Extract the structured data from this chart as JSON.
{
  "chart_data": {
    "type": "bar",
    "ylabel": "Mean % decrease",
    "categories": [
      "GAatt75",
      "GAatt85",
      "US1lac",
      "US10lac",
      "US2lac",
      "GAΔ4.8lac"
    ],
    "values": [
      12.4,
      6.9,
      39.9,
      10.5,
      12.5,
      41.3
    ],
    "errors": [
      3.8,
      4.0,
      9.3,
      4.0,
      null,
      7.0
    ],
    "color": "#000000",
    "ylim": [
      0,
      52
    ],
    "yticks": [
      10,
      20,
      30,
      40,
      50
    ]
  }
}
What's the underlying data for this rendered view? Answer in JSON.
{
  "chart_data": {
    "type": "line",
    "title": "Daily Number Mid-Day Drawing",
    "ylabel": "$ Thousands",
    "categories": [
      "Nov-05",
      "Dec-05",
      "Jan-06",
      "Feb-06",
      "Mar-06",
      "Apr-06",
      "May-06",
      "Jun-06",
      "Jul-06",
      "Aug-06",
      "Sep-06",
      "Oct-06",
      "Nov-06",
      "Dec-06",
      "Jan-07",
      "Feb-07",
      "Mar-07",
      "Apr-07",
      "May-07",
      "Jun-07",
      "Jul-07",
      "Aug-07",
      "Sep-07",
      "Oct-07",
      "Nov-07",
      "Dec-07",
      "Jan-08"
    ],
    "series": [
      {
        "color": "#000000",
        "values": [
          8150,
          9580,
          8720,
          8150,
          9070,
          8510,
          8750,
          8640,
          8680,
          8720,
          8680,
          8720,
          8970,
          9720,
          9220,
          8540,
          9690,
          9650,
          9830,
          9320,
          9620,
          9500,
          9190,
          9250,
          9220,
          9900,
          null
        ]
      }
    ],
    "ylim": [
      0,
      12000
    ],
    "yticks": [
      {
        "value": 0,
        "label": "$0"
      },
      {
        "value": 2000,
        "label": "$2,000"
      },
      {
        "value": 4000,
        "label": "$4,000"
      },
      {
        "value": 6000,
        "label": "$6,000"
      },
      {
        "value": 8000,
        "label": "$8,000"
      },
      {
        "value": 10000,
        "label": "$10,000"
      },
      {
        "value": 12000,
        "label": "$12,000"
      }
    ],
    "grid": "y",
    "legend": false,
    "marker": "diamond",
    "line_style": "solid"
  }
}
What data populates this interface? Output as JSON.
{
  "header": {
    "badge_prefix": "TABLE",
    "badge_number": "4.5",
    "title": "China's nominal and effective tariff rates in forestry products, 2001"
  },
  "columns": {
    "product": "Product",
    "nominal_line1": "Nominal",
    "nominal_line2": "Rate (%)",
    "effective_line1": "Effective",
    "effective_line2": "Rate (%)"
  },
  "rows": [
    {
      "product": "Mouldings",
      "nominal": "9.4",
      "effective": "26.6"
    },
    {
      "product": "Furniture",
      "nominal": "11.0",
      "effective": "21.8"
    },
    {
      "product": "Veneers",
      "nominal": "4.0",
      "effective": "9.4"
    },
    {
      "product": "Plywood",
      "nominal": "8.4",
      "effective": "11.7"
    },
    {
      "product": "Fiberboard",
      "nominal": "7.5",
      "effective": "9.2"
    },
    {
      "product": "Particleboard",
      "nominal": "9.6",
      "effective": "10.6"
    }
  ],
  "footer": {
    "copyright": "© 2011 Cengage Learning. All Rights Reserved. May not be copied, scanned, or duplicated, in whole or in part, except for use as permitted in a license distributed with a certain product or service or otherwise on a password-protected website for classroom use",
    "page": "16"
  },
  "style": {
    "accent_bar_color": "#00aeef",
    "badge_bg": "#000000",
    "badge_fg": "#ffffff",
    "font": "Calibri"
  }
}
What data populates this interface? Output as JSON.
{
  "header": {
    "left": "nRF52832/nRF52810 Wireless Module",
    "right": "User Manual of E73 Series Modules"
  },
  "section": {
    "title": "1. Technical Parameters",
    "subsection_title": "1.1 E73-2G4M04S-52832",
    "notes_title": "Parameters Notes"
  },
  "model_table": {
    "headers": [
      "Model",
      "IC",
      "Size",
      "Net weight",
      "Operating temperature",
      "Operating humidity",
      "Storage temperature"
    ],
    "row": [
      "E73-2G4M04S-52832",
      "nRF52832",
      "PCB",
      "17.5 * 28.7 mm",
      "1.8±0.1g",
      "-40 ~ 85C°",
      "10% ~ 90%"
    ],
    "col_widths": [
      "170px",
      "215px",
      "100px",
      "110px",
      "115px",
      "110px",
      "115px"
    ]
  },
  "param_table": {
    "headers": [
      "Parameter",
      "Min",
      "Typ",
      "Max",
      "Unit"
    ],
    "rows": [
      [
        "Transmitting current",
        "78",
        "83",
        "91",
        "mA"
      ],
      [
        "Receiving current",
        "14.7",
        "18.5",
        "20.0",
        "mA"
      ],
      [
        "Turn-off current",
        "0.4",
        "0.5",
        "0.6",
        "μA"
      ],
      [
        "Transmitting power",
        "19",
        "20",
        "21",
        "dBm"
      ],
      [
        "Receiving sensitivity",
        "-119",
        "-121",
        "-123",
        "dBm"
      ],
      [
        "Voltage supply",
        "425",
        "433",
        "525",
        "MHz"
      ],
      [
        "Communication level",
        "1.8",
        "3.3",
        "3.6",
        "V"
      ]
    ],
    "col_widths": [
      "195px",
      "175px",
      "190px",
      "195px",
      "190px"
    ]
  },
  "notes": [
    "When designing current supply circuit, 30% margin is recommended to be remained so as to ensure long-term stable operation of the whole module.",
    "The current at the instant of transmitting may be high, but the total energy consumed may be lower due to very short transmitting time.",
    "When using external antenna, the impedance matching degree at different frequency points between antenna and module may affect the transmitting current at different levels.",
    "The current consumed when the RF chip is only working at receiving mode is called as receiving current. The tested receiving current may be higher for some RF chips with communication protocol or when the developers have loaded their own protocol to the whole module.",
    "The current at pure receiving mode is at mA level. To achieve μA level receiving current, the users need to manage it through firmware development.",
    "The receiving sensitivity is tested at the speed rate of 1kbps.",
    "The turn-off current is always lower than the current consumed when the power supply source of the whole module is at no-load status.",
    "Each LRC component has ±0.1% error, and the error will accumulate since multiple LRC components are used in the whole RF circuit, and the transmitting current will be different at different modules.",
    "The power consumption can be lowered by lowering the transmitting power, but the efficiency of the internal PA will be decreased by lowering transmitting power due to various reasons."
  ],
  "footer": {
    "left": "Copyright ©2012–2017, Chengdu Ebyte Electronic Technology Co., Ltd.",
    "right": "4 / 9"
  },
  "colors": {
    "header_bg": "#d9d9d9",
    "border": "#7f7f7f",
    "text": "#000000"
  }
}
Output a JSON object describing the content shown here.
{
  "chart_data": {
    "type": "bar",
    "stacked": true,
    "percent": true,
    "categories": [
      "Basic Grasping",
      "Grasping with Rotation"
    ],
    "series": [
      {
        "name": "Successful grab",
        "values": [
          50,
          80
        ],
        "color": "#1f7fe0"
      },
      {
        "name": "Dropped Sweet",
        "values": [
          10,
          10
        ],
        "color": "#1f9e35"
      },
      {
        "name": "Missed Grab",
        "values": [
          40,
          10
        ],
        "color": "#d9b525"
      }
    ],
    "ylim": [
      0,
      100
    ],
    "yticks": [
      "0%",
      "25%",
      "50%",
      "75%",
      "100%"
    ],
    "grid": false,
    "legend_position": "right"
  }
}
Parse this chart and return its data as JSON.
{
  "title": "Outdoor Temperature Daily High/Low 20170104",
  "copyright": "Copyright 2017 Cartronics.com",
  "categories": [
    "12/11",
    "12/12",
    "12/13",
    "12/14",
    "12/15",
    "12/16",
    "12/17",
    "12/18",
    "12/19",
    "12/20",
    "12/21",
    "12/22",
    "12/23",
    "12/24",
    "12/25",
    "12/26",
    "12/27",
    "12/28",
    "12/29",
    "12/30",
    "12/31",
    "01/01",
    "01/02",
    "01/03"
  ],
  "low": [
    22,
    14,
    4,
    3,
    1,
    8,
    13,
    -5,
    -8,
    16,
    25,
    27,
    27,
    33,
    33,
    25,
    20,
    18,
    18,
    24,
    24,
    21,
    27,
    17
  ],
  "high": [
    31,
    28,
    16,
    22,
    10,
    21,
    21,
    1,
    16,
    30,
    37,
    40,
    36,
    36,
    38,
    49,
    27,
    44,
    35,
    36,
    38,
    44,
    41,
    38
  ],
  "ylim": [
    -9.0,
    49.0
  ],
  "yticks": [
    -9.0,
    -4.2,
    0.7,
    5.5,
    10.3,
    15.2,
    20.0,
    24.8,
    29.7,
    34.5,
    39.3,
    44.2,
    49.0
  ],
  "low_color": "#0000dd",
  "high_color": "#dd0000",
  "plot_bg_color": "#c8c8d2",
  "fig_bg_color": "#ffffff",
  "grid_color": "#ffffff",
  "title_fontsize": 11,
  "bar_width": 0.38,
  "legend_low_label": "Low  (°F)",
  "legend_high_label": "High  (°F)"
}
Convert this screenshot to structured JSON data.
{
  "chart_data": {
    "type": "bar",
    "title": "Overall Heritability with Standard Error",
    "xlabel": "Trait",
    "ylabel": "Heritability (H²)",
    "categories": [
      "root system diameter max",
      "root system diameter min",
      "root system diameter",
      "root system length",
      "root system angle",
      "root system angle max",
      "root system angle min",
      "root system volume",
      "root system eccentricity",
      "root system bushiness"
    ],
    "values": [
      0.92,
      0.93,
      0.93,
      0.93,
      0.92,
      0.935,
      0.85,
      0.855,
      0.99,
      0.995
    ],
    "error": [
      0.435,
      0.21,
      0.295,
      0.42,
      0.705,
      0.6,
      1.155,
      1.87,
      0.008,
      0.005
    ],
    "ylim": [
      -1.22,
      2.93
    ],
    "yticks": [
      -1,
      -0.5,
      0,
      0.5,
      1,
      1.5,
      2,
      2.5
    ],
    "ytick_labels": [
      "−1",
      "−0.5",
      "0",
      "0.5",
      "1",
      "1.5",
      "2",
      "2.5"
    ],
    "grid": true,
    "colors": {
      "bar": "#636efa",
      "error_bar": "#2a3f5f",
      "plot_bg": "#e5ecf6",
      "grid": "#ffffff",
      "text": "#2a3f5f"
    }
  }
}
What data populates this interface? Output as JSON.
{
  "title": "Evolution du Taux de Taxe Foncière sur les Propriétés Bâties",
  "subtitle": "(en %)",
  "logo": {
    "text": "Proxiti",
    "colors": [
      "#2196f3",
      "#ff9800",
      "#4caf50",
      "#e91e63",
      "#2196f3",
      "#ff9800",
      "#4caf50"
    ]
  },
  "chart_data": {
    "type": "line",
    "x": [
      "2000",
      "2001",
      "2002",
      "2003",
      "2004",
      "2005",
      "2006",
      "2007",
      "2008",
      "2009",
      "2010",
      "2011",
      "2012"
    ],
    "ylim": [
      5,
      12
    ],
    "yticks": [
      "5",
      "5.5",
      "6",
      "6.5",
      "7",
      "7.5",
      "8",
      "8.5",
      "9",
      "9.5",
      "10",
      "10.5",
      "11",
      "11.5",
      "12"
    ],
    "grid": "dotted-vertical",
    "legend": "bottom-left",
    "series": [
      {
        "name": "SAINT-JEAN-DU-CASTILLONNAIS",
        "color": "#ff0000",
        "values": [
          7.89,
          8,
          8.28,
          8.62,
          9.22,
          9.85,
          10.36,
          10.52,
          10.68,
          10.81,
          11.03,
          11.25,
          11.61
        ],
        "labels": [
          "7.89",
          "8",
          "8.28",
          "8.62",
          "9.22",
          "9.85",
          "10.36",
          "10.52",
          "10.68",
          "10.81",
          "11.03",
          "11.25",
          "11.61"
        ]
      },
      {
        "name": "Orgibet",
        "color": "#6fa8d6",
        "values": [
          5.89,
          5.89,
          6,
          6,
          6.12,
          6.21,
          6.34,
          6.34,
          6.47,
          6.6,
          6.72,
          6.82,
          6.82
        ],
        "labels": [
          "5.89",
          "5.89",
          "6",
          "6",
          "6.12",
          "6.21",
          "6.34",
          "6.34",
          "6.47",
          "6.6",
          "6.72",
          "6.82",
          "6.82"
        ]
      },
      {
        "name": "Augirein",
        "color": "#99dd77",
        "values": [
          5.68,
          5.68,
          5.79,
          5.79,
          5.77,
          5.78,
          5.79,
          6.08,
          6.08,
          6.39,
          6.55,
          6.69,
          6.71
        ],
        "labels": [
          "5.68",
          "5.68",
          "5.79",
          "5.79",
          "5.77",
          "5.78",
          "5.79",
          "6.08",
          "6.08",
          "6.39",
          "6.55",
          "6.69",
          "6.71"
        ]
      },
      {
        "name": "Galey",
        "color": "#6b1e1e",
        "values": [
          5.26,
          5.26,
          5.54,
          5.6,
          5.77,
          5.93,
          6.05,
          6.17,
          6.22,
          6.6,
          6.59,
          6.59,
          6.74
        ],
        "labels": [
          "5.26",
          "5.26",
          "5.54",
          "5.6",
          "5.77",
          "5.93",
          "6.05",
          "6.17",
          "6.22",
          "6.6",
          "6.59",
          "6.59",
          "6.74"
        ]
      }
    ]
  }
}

________

> **TASK DESCRIPTION**:
Select all lines in the listing above where the word "Heritability" appears, and show them.

> **EXPECTED ANSWER**:
    "title": "Overall Heritability with Standard Error",
    "ylabel": "Heritability (H²)",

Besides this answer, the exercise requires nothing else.